Begin
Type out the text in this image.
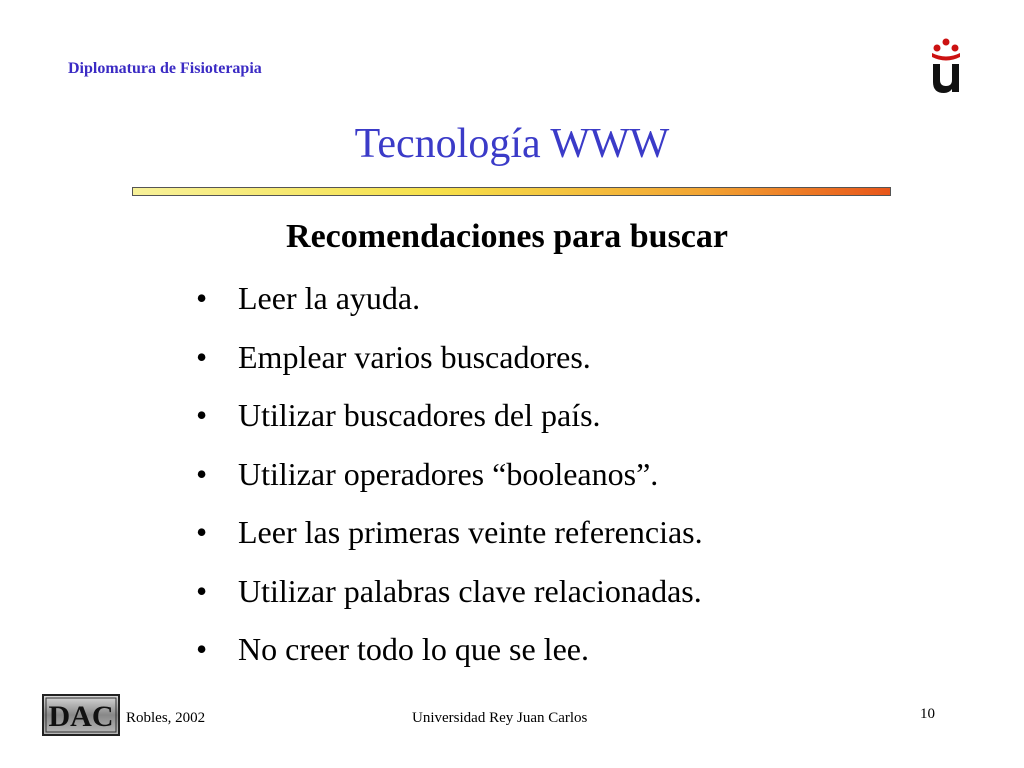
Diplomatura de Fisioterapia
Tecnología WWW
Recomendaciones para buscar
• Leer la ayuda.
• Emplear varios buscadores.
• Utilizar buscadores del país.
• Utilizar operadores “booleanos”.
• Leer las primeras veinte referencias.
• Utilizar palabras clave relacionadas.
• No creer todo lo que se lee.
DAC Robles, 2002	Universidad Rey Juan Carlos	10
End
**The task:** Except for the pictures, copy the material above exactly.

**Output of the task:**
Type out the text in this image.
Diplomatura de Fisioterapia
Tecnología WWW
Recomendaciones para buscar
• Leer la ayuda.
• Emplear varios buscadores.
• Utilizar buscadores del país.
• Utilizar operadores “booleanos”.
• Leer las primeras veinte referencias.
• Utilizar palabras clave relacionadas.
• No creer todo lo que se lee.
DAC Robles, 2002	Universidad Rey Juan Carlos	10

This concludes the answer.